-------- Data shown --------

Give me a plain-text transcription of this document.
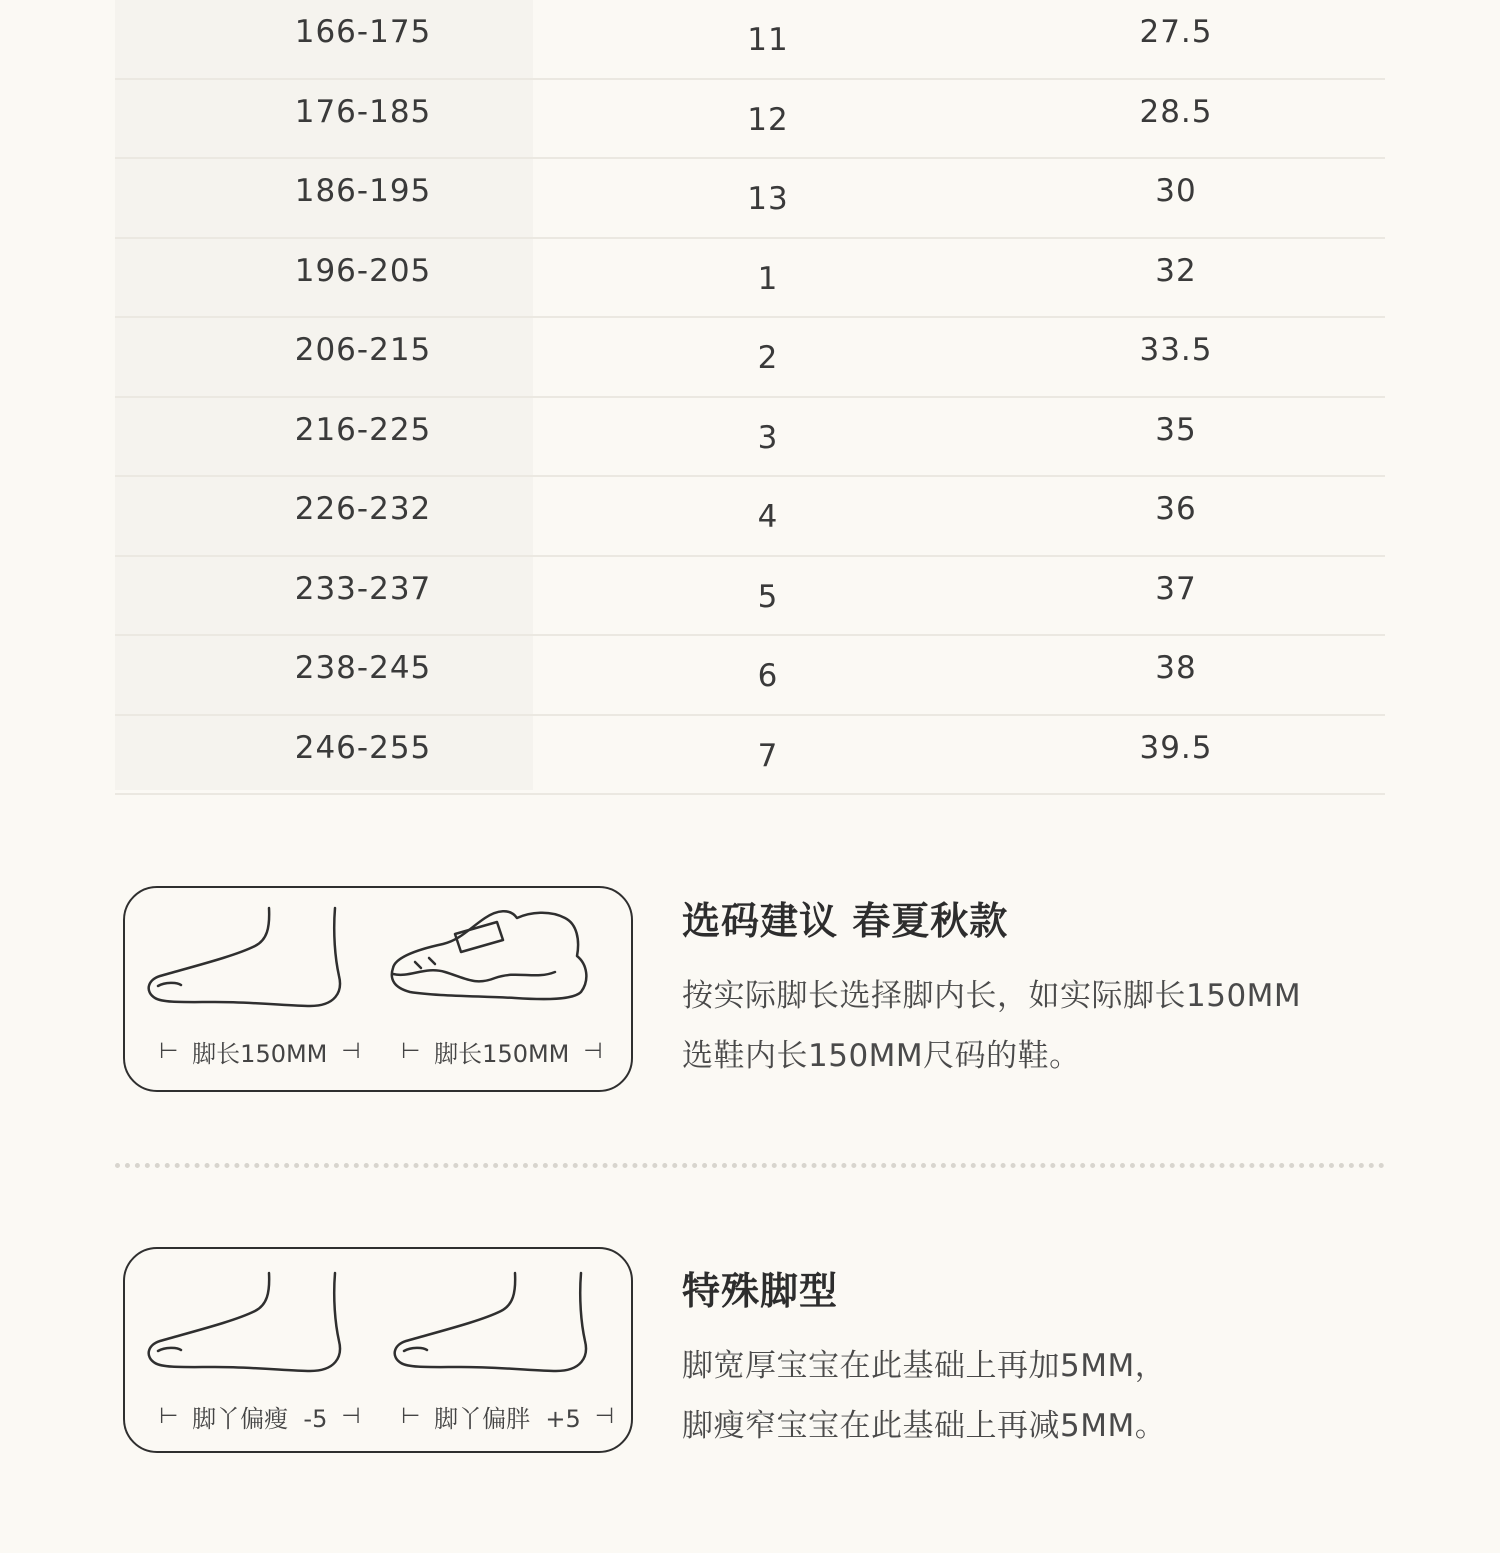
166-175	11	27.5
176-185	12	28.5
186-195	13	30
196-205	1	32
206-215	2	33.5
216-225	3	35
226-232	4	36
233-237	5	37
238-245	6	38
246-255	7	39.5
⊢ 脚长150MM ⊣ ⊢ 脚长150MM ⊣
选码建议 春夏秋款
按实际脚长选择脚内长，如实际脚长150MM
选鞋内长150MM尺码的鞋。
⊢ 脚丫偏瘦  -5 ⊣ ⊢ 脚丫偏胖  +5 ⊣
特殊脚型
脚宽厚宝宝在此基础上再加5MM，
脚瘦窄宝宝在此基础上再减5MM。
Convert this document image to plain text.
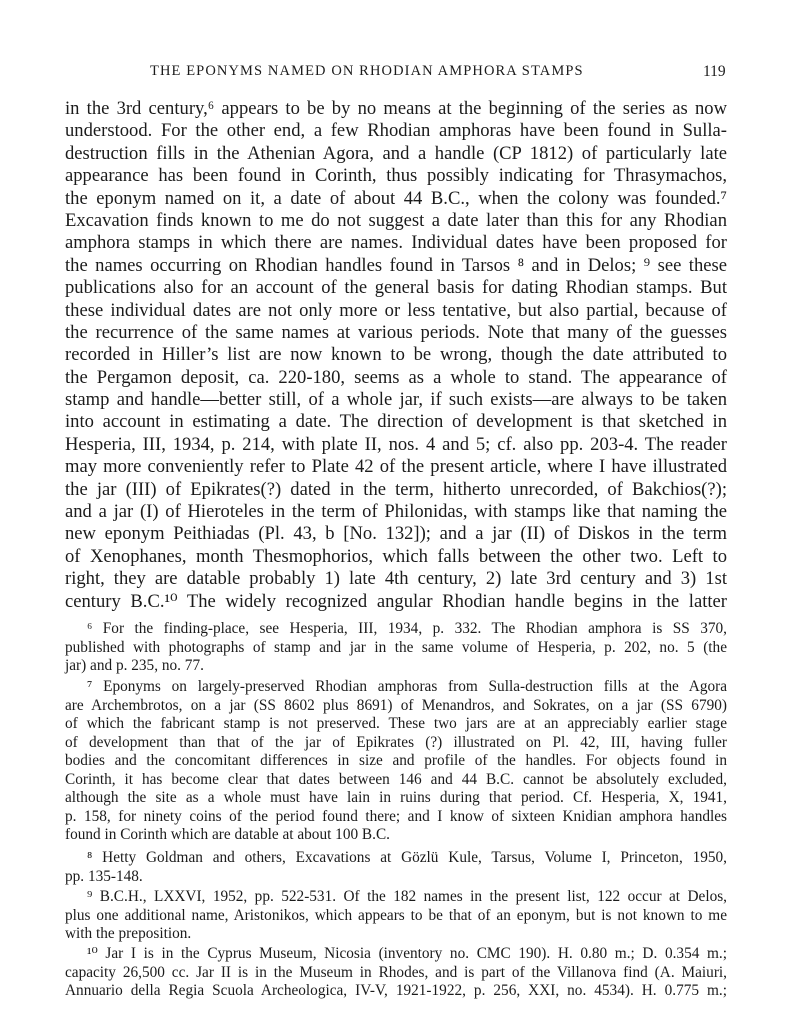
THE EPONYMS NAMED ON RHODIAN AMPHORA STAMPS	119
in the 3rd century,⁶ appears to be by no means at the beginning of the series as now
understood. For the other end, a few Rhodian amphoras have been found in Sulla-
destruction fills in the Athenian Agora, and a handle (CP 1812) of particularly late
appearance has been found in Corinth, thus possibly indicating for Thrasymachos,
the eponym named on it, a date of about 44 B.C., when the colony was founded.⁷
Excavation finds known to me do not suggest a date later than this for any Rhodian
amphora stamps in which there are names. Individual dates have been proposed for
the names occurring on Rhodian handles found in Tarsos ⁸ and in Delos; ⁹ see these
publications also for an account of the general basis for dating Rhodian stamps. But
these individual dates are not only more or less tentative, but also partial, because of
the recurrence of the same names at various periods. Note that many of the guesses
recorded in Hiller’s list are now known to be wrong, though the date attributed to
the Pergamon deposit, ca. 220-180, seems as a whole to stand. The appearance of
stamp and handle—better still, of a whole jar, if such exists—are always to be taken
into account in estimating a date. The direction of development is that sketched in
Hesperia, III, 1934, p. 214, with plate II, nos. 4 and 5; cf. also pp. 203-4. The reader
may more conveniently refer to Plate 42 of the present article, where I have illustrated
the jar (III) of Epikrates(?) dated in the term, hitherto unrecorded, of Bakchios(?);
and a jar (I) of Hieroteles in the term of Philonidas, with stamps like that naming the
new eponym Peithiadas (Pl. 43, b [No. 132]); and a jar (II) of Diskos in the term
of Xenophanes, month Thesmophorios, which falls between the other two. Left to
right, they are datable probably 1) late 4th century, 2) late 3rd century and 3) 1st
century B.C.¹⁰ The widely recognized angular Rhodian handle begins in the latter
⁶ For the finding-place, see Hesperia, III, 1934, p. 332. The Rhodian amphora is SS 370,
published with photographs of stamp and jar in the same volume of Hesperia, p. 202, no. 5 (the
jar) and p. 235, no. 77.
⁷ Eponyms on largely-preserved Rhodian amphoras from Sulla-destruction fills at the Agora
are Archembrotos, on a jar (SS 8602 plus 8691) of Menandros, and Sokrates, on a jar (SS 6790)
of which the fabricant stamp is not preserved. These two jars are at an appreciably earlier stage
of development than that of the jar of Epikrates (?) illustrated on Pl. 42, III, having fuller
bodies and the concomitant differences in size and profile of the handles. For objects found in
Corinth, it has become clear that dates between 146 and 44 B.C. cannot be absolutely excluded,
although the site as a whole must have lain in ruins during that period. Cf. Hesperia, X, 1941,
p. 158, for ninety coins of the period found there; and I know of sixteen Knidian amphora handles
found in Corinth which are datable at about 100 B.C.
⁸ Hetty Goldman and others, Excavations at Gözlü Kule, Tarsus, Volume I, Princeton, 1950,
pp. 135-148.
⁹ B.C.H., LXXVI, 1952, pp. 522-531. Of the 182 names in the present list, 122 occur at Delos,
plus one additional name, Aristonikos, which appears to be that of an eponym, but is not known to me
with the preposition.
¹⁰ Jar I is in the Cyprus Museum, Nicosia (inventory no. CMC 190). H. 0.80 m.; D. 0.354 m.;
capacity 26,500 cc. Jar II is in the Museum in Rhodes, and is part of the Villanova find (A. Maiuri,
Annuario della Regia Scuola Archeologica, IV-V, 1921-1922, p. 256, XXI, no. 4534). H. 0.775 m.;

--------

What you need to do - Transcribe every entry above exactly. Omit all pictures.

The solution -
Give me a plain-text transcription of this document.
166-175	11	27.5
176-185	12	28.5
186-195	13	30
196-205	1	32
206-215	2	33.5
216-225	3	35
226-232	4	36
233-237	5	37
238-245	6	38
246-255	7	39.5
⊢ 脚长150MM ⊣ ⊢ 脚长150MM ⊣
选码建议 春夏秋款
按实际脚长选择脚内长，如实际脚长150MM
选鞋内长150MM尺码的鞋。
⊢ 脚丫偏瘦  -5 ⊣ ⊢ 脚丫偏胖  +5 ⊣
特殊脚型
脚宽厚宝宝在此基础上再加5MM，
脚瘦窄宝宝在此基础上再减5MM。
Convert this document image to plain text.
THE EPONYMS NAMED ON RHODIAN AMPHORA STAMPS	119
in the 3rd century,⁶ appears to be by no means at the beginning of the series as now
understood. For the other end, a few Rhodian amphoras have been found in Sulla-
destruction fills in the Athenian Agora, and a handle (CP 1812) of particularly late
appearance has been found in Corinth, thus possibly indicating for Thrasymachos,
the eponym named on it, a date of about 44 B.C., when the colony was founded.⁷
Excavation finds known to me do not suggest a date later than this for any Rhodian
amphora stamps in which there are names. Individual dates have been proposed for
the names occurring on Rhodian handles found in Tarsos ⁸ and in Delos; ⁹ see these
publications also for an account of the general basis for dating Rhodian stamps. But
these individual dates are not only more or less tentative, but also partial, because of
the recurrence of the same names at various periods. Note that many of the guesses
recorded in Hiller’s list are now known to be wrong, though the date attributed to
the Pergamon deposit, ca. 220-180, seems as a whole to stand. The appearance of
stamp and handle—better still, of a whole jar, if such exists—are always to be taken
into account in estimating a date. The direction of development is that sketched in
Hesperia, III, 1934, p. 214, with plate II, nos. 4 and 5; cf. also pp. 203-4. The reader
may more conveniently refer to Plate 42 of the present article, where I have illustrated
the jar (III) of Epikrates(?) dated in the term, hitherto unrecorded, of Bakchios(?);
and a jar (I) of Hieroteles in the term of Philonidas, with stamps like that naming the
new eponym Peithiadas (Pl. 43, b [No. 132]); and a jar (II) of Diskos in the term
of Xenophanes, month Thesmophorios, which falls between the other two. Left to
right, they are datable probably 1) late 4th century, 2) late 3rd century and 3) 1st
century B.C.¹⁰ The widely recognized angular Rhodian handle begins in the latter
⁶ For the finding-place, see Hesperia, III, 1934, p. 332. The Rhodian amphora is SS 370,
published with photographs of stamp and jar in the same volume of Hesperia, p. 202, no. 5 (the
jar) and p. 235, no. 77.
⁷ Eponyms on largely-preserved Rhodian amphoras from Sulla-destruction fills at the Agora
are Archembrotos, on a jar (SS 8602 plus 8691) of Menandros, and Sokrates, on a jar (SS 6790)
of which the fabricant stamp is not preserved. These two jars are at an appreciably earlier stage
of development than that of the jar of Epikrates (?) illustrated on Pl. 42, III, having fuller
bodies and the concomitant differences in size and profile of the handles. For objects found in
Corinth, it has become clear that dates between 146 and 44 B.C. cannot be absolutely excluded,
although the site as a whole must have lain in ruins during that period. Cf. Hesperia, X, 1941,
p. 158, for ninety coins of the period found there; and I know of sixteen Knidian amphora handles
found in Corinth which are datable at about 100 B.C.
⁸ Hetty Goldman and others, Excavations at Gözlü Kule, Tarsus, Volume I, Princeton, 1950,
pp. 135-148.
⁹ B.C.H., LXXVI, 1952, pp. 522-531. Of the 182 names in the present list, 122 occur at Delos,
plus one additional name, Aristonikos, which appears to be that of an eponym, but is not known to me
with the preposition.
¹⁰ Jar I is in the Cyprus Museum, Nicosia (inventory no. CMC 190). H. 0.80 m.; D. 0.354 m.;
capacity 26,500 cc. Jar II is in the Museum in Rhodes, and is part of the Villanova find (A. Maiuri,
Annuario della Regia Scuola Archeologica, IV-V, 1921-1922, p. 256, XXI, no. 4534). H. 0.775 m.;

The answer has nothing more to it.